Write out each line in which the string "data" is present.
[start]
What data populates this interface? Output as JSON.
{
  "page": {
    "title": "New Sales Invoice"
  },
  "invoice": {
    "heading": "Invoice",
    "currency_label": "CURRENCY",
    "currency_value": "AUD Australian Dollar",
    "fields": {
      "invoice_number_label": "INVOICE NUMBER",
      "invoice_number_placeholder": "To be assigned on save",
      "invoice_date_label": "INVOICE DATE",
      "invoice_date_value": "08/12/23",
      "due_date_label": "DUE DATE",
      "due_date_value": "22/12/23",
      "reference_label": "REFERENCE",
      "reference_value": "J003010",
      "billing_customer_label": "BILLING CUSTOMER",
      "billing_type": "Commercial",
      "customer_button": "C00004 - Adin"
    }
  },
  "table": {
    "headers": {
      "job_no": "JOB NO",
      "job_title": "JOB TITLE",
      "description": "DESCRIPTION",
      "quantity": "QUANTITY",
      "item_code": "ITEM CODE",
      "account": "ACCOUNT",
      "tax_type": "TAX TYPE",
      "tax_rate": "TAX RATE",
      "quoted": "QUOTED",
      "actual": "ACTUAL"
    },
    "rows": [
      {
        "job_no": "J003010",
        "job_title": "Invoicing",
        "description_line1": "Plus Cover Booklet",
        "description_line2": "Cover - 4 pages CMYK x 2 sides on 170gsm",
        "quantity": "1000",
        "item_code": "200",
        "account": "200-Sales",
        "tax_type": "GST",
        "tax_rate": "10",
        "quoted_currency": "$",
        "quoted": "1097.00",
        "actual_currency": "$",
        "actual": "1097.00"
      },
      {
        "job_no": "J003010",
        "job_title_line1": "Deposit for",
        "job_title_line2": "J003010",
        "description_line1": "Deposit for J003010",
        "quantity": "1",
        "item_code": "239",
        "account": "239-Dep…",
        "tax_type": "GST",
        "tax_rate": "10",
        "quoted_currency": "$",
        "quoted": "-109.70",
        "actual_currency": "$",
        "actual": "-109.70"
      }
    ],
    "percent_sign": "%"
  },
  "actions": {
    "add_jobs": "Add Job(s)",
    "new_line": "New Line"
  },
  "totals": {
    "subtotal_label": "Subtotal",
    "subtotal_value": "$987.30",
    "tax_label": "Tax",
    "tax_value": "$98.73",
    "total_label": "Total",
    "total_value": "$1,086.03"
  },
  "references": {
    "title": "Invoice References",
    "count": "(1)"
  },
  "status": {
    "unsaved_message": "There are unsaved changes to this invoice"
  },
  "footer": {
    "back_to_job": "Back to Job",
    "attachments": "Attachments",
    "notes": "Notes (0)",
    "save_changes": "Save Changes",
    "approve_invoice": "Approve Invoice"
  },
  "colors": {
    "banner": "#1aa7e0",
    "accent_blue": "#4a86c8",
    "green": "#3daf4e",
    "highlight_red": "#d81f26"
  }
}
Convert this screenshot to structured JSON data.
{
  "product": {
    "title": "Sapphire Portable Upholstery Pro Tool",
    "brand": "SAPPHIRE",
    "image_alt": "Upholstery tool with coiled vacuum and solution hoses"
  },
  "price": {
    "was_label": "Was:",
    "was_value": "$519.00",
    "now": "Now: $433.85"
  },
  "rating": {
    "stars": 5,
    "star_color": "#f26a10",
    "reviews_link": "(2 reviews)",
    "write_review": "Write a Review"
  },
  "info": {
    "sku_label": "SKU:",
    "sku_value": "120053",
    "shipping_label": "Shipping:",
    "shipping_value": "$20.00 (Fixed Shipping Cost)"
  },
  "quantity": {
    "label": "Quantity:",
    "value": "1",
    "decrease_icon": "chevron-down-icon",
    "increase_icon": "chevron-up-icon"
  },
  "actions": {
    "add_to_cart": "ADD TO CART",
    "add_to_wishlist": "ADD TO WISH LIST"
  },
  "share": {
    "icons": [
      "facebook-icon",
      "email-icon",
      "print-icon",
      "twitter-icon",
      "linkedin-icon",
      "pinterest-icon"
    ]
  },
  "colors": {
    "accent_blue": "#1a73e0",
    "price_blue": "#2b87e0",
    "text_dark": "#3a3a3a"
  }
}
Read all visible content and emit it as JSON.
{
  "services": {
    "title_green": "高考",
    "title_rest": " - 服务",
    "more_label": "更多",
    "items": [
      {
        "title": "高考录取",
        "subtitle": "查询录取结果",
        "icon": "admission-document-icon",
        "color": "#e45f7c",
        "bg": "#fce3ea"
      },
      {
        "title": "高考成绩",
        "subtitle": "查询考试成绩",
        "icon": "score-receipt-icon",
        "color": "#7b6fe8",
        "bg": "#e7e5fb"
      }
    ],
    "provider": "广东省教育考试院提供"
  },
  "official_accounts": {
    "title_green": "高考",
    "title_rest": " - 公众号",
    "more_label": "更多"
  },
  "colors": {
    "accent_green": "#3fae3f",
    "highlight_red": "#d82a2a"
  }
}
[end]
§ Final result:
What data populates this interface? Output as JSON.
Convert this screenshot to structured JSON data.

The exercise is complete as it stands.